Problem
Repeat all entries exactly.

(Items from a figure collection)
.....
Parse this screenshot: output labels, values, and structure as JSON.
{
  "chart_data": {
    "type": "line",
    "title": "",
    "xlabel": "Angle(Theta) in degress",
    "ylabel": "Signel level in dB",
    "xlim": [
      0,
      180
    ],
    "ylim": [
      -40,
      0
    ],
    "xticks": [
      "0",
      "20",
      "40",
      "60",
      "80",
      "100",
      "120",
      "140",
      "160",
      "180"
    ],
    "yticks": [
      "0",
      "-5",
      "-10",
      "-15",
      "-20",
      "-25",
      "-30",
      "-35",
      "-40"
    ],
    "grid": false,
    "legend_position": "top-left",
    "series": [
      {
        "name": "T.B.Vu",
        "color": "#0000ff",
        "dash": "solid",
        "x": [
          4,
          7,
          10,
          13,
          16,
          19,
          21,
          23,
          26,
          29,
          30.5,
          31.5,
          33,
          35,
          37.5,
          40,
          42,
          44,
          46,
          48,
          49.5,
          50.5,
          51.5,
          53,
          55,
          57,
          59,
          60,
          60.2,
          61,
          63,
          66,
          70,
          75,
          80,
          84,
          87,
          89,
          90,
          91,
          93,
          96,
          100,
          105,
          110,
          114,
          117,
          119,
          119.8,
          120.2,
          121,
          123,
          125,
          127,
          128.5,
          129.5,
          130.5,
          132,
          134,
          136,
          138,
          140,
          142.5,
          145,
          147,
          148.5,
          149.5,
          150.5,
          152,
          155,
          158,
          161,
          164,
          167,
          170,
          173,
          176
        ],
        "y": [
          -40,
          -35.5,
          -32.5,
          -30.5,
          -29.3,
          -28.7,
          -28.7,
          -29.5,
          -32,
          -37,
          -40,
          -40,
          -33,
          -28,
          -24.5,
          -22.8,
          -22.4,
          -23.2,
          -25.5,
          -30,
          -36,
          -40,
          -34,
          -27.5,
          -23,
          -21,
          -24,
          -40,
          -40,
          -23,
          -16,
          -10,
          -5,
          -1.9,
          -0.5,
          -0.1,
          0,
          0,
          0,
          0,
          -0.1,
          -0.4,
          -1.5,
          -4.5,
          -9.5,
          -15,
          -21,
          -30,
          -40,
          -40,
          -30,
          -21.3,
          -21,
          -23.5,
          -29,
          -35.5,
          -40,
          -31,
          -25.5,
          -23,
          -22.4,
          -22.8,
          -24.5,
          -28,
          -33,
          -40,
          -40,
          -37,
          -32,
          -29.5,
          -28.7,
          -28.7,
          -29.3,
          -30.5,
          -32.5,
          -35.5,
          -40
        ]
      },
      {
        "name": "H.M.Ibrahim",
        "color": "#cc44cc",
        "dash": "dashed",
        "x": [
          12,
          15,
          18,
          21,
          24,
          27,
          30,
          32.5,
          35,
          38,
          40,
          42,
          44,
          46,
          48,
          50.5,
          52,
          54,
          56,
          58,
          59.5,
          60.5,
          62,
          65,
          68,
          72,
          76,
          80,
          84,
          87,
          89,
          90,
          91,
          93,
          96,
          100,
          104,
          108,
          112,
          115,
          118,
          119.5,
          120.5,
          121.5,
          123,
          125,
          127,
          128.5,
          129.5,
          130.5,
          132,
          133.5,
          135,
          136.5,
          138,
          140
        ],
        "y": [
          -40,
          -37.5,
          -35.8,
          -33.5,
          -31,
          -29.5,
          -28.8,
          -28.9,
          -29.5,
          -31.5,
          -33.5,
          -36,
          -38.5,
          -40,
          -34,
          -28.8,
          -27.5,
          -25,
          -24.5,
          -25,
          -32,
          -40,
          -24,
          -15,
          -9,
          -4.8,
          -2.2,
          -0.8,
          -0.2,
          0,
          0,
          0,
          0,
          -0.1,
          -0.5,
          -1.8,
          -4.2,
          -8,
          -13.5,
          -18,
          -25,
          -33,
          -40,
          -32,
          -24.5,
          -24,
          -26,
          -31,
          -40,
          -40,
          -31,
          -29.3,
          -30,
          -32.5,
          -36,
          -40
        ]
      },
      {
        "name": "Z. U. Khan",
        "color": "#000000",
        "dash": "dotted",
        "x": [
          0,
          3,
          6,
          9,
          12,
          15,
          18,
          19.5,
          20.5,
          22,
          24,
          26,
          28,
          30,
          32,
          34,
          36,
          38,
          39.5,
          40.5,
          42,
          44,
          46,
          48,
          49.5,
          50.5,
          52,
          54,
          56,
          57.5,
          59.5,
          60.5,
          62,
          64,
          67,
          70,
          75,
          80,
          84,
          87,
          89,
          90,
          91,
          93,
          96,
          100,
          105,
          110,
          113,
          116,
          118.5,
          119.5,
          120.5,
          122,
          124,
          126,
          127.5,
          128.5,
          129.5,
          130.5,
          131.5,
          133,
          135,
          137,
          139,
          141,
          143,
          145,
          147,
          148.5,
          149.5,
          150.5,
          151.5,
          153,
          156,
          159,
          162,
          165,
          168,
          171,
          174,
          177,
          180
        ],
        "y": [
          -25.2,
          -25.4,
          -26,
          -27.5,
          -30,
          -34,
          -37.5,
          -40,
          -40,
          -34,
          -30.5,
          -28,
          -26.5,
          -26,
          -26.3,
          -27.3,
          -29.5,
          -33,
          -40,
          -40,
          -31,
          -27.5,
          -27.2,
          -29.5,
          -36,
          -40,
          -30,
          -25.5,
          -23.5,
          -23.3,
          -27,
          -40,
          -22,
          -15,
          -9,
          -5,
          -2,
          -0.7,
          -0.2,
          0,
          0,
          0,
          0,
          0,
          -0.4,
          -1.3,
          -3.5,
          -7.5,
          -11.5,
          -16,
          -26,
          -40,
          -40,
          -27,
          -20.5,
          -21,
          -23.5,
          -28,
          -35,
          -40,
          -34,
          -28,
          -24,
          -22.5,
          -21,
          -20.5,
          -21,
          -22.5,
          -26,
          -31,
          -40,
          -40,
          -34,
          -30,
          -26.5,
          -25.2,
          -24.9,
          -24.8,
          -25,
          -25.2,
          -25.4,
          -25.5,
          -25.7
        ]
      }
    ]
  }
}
.....
The response
Parse this screenshot: output labels, values, and structure as JSON.
{
  "chart_data": {
    "type": "line",
    "title": "",
    "xlabel": "Angle(Theta) in degress",
    "ylabel": "Signel level in dB",
    "xlim": [
      0,
      180
    ],
    "ylim": [
      -40,
      0
    ],
    "xticks": [
      "0",
      "20",
      "40",
      "60",
      "80",
      "100",
      "120",
      "140",
      "160",
      "180"
    ],
    "yticks": [
      "0",
      "-5",
      "-10",
      "-15",
      "-20",
      "-25",
      "-30",
      "-35",
      "-40"
    ],
    "grid": false,
    "legend_position": "top-left",
    "series": [
      {
        "name": "T.B.Vu",
        "color": "#0000ff",
        "dash": "solid",
        "x": [
          4,
          7,
          10,
          13,
          16,
          19,
          21,
          23,
          26,
          29,
          30.5,
          31.5,
          33,
          35,
          37.5,
          40,
          42,
          44,
          46,
          48,
          49.5,
          50.5,
          51.5,
          53,
          55,
          57,
          59,
          60,
          60.2,
          61,
          63,
          66,
          70,
          75,
          80,
          84,
          87,
          89,
          90,
          91,
          93,
          96,
          100,
          105,
          110,
          114,
          117,
          119,
          119.8,
          120.2,
          121,
          123,
          125,
          127,
          128.5,
          129.5,
          130.5,
          132,
          134,
          136,
          138,
          140,
          142.5,
          145,
          147,
          148.5,
          149.5,
          150.5,
          152,
          155,
          158,
          161,
          164,
          167,
          170,
          173,
          176
        ],
        "y": [
          -40,
          -35.5,
          -32.5,
          -30.5,
          -29.3,
          -28.7,
          -28.7,
          -29.5,
          -32,
          -37,
          -40,
          -40,
          -33,
          -28,
          -24.5,
          -22.8,
          -22.4,
          -23.2,
          -25.5,
          -30,
          -36,
          -40,
          -34,
          -27.5,
          -23,
          -21,
          -24,
          -40,
          -40,
          -23,
          -16,
          -10,
          -5,
          -1.9,
          -0.5,
          -0.1,
          0,
          0,
          0,
          0,
          -0.1,
          -0.4,
          -1.5,
          -4.5,
          -9.5,
          -15,
          -21,
          -30,
          -40,
          -40,
          -30,
          -21.3,
          -21,
          -23.5,
          -29,
          -35.5,
          -40,
          -31,
          -25.5,
          -23,
          -22.4,
          -22.8,
          -24.5,
          -28,
          -33,
          -40,
          -40,
          -37,
          -32,
          -29.5,
          -28.7,
          -28.7,
          -29.3,
          -30.5,
          -32.5,
          -35.5,
          -40
        ]
      },
      {
        "name": "H.M.Ibrahim",
        "color": "#cc44cc",
        "dash": "dashed",
        "x": [
          12,
          15,
          18,
          21,
          24,
          27,
          30,
          32.5,
          35,
          38,
          40,
          42,
          44,
          46,
          48,
          50.5,
          52,
          54,
          56,
          58,
          59.5,
          60.5,
          62,
          65,
          68,
          72,
          76,
          80,
          84,
          87,
          89,
          90,
          91,
          93,
          96,
          100,
          104,
          108,
          112,
          115,
          118,
          119.5,
          120.5,
          121.5,
          123,
          125,
          127,
          128.5,
          129.5,
          130.5,
          132,
          133.5,
          135,
          136.5,
          138,
          140
        ],
        "y": [
          -40,
          -37.5,
          -35.8,
          -33.5,
          -31,
          -29.5,
          -28.8,
          -28.9,
          -29.5,
          -31.5,
          -33.5,
          -36,
          -38.5,
          -40,
          -34,
          -28.8,
          -27.5,
          -25,
          -24.5,
          -25,
          -32,
          -40,
          -24,
          -15,
          -9,
          -4.8,
          -2.2,
          -0.8,
          -0.2,
          0,
          0,
          0,
          0,
          -0.1,
          -0.5,
          -1.8,
          -4.2,
          -8,
          -13.5,
          -18,
          -25,
          -33,
          -40,
          -32,
          -24.5,
          -24,
          -26,
          -31,
          -40,
          -40,
          -31,
          -29.3,
          -30,
          -32.5,
          -36,
          -40
        ]
      },
      {
        "name": "Z. U. Khan",
        "color": "#000000",
        "dash": "dotted",
        "x": [
          0,
          3,
          6,
          9,
          12,
          15,
          18,
          19.5,
          20.5,
          22,
          24,
          26,
          28,
          30,
          32,
          34,
          36,
          38,
          39.5,
          40.5,
          42,
          44,
          46,
          48,
          49.5,
          50.5,
          52,
          54,
          56,
          57.5,
          59.5,
          60.5,
          62,
          64,
          67,
          70,
          75,
          80,
          84,
          87,
          89,
          90,
          91,
          93,
          96,
          100,
          105,
          110,
          113,
          116,
          118.5,
          119.5,
          120.5,
          122,
          124,
          126,
          127.5,
          128.5,
          129.5,
          130.5,
          131.5,
          133,
          135,
          137,
          139,
          141,
          143,
          145,
          147,
          148.5,
          149.5,
          150.5,
          151.5,
          153,
          156,
          159,
          162,
          165,
          168,
          171,
          174,
          177,
          180
        ],
        "y": [
          -25.2,
          -25.4,
          -26,
          -27.5,
          -30,
          -34,
          -37.5,
          -40,
          -40,
          -34,
          -30.5,
          -28,
          -26.5,
          -26,
          -26.3,
          -27.3,
          -29.5,
          -33,
          -40,
          -40,
          -31,
          -27.5,
          -27.2,
          -29.5,
          -36,
          -40,
          -30,
          -25.5,
          -23.5,
          -23.3,
          -27,
          -40,
          -22,
          -15,
          -9,
          -5,
          -2,
          -0.7,
          -0.2,
          0,
          0,
          0,
          0,
          0,
          -0.4,
          -1.3,
          -3.5,
          -7.5,
          -11.5,
          -16,
          -26,
          -40,
          -40,
          -27,
          -20.5,
          -21,
          -23.5,
          -28,
          -35,
          -40,
          -34,
          -28,
          -24,
          -22.5,
          -21,
          -20.5,
          -21,
          -22.5,
          -26,
          -31,
          -40,
          -40,
          -34,
          -30,
          -26.5,
          -25.2,
          -24.9,
          -24.8,
          -25,
          -25.2,
          -25.4,
          -25.5,
          -25.7
        ]
      }
    ]
  }
}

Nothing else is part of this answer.